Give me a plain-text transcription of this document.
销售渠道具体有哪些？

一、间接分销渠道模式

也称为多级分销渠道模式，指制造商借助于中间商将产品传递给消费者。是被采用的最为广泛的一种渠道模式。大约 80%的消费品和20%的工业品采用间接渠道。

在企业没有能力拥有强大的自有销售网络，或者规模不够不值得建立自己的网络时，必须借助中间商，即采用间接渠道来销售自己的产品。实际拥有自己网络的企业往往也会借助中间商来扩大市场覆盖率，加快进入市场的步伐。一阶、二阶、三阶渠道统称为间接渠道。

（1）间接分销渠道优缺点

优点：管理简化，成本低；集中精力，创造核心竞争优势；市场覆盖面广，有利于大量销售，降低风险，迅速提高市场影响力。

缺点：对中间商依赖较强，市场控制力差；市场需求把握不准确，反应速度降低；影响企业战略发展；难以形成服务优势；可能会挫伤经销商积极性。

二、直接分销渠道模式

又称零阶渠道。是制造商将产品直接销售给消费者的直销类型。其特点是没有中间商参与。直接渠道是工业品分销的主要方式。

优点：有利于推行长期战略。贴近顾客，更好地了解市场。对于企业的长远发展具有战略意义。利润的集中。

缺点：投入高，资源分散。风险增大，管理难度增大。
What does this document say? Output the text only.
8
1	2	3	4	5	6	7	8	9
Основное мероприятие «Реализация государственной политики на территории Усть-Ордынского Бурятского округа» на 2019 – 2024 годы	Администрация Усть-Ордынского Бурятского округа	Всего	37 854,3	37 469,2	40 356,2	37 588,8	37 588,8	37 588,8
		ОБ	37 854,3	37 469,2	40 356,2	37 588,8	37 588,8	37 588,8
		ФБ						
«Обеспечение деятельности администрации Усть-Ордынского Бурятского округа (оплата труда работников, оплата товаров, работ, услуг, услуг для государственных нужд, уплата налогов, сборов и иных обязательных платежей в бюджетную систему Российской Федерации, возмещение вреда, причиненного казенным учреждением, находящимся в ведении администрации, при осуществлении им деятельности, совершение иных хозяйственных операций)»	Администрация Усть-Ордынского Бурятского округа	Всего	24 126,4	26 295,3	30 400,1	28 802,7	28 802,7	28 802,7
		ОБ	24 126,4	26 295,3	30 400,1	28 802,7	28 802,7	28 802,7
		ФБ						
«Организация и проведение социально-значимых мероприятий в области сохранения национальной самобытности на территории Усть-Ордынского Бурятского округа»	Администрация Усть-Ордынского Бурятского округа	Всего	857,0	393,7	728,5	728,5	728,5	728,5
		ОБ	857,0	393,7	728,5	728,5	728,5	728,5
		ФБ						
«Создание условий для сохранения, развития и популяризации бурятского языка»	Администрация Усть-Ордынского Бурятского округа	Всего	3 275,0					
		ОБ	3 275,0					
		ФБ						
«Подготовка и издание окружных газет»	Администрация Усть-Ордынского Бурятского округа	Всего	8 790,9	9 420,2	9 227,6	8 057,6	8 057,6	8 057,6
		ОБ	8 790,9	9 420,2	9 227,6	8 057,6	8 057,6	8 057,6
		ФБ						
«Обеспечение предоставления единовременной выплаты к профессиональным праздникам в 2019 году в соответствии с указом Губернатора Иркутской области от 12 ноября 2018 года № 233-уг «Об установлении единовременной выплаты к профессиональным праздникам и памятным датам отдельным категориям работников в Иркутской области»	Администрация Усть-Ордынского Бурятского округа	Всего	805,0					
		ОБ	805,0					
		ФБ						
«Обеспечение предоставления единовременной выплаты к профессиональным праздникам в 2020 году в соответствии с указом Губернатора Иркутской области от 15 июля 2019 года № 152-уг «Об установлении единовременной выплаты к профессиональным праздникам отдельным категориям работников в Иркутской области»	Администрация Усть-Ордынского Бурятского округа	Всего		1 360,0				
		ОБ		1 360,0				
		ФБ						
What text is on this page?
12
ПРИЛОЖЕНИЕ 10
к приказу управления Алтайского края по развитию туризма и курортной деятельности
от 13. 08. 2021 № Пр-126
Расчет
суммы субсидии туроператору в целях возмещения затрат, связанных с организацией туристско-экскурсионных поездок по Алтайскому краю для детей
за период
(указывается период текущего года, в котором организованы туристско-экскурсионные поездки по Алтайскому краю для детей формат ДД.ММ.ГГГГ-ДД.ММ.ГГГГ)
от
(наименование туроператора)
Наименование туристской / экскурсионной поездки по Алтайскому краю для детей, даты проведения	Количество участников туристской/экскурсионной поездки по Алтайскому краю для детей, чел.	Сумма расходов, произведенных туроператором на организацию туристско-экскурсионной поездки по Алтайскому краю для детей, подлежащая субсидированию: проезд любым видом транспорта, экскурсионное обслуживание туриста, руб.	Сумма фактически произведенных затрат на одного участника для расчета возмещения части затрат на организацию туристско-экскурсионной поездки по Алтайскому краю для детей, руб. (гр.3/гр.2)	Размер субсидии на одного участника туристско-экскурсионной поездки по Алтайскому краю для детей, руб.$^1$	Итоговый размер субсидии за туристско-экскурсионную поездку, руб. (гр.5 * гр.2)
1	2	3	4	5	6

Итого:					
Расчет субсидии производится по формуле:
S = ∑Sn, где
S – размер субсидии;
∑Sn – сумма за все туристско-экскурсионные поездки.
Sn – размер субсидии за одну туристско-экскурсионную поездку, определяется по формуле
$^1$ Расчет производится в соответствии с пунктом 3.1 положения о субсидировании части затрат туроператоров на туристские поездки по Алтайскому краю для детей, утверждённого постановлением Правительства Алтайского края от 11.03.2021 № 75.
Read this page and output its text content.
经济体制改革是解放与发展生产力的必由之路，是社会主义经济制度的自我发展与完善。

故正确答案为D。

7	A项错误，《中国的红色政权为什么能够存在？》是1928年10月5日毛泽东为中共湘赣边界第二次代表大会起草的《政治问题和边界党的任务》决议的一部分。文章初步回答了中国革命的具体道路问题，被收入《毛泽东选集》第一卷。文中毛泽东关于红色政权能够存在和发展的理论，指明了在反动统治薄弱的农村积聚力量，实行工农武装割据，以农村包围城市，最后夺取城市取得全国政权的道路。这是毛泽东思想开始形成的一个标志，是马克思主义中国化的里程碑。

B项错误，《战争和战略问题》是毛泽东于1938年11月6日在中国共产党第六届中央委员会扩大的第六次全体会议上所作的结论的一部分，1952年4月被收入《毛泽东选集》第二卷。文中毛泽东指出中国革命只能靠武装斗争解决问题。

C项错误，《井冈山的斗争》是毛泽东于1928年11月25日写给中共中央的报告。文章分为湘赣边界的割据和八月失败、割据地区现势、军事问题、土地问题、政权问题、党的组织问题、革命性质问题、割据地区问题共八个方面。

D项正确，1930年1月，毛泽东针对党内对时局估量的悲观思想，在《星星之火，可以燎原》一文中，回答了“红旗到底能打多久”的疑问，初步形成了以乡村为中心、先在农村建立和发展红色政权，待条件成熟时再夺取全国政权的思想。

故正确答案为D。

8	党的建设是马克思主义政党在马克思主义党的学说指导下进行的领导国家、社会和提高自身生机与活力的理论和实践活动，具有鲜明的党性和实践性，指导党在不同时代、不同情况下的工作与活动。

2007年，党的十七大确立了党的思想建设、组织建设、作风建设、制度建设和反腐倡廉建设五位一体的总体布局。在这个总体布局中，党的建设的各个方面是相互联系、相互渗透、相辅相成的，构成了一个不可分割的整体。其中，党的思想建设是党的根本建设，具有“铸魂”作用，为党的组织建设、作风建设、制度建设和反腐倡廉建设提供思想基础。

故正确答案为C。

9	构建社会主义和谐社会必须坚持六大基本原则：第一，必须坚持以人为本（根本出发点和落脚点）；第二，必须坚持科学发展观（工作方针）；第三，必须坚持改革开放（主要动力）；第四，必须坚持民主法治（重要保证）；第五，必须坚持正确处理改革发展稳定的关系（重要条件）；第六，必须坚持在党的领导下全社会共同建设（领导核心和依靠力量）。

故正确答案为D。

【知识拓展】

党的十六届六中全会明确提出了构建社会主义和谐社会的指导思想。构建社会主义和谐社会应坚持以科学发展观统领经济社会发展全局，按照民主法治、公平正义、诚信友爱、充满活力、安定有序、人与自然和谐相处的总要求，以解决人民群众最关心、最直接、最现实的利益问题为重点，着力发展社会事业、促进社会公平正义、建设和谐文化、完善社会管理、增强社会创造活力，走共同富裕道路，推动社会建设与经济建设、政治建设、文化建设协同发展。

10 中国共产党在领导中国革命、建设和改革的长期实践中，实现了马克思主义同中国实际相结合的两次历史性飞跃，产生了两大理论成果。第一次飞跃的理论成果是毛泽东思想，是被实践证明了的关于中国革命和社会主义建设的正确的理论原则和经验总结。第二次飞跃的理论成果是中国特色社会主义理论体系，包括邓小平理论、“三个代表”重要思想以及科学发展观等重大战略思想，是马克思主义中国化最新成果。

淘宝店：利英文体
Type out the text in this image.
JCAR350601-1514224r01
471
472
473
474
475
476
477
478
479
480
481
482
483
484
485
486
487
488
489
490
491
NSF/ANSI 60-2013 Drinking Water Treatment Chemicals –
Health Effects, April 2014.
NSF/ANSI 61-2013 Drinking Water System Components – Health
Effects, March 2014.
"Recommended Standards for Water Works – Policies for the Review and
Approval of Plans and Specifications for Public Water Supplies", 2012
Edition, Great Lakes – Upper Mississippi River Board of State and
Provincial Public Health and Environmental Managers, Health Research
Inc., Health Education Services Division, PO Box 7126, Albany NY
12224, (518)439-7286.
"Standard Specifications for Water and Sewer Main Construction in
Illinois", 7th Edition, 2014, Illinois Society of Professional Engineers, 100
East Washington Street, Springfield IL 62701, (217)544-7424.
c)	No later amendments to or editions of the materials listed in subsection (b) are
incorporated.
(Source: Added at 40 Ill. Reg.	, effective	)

--------------------------------

Exercise prompt:
Look through the listing above. Pick out each line with "экскурсионные" and copy it.

Response:
(указывается период текущего года, в котором организованы туристско-экскурсионные поездки по Алтайскому краю для детей формат ДД.ММ.ГГГГ-ДД.ММ.ГГГГ)
∑Sn – сумма за все туристско-экскурсионные поездки.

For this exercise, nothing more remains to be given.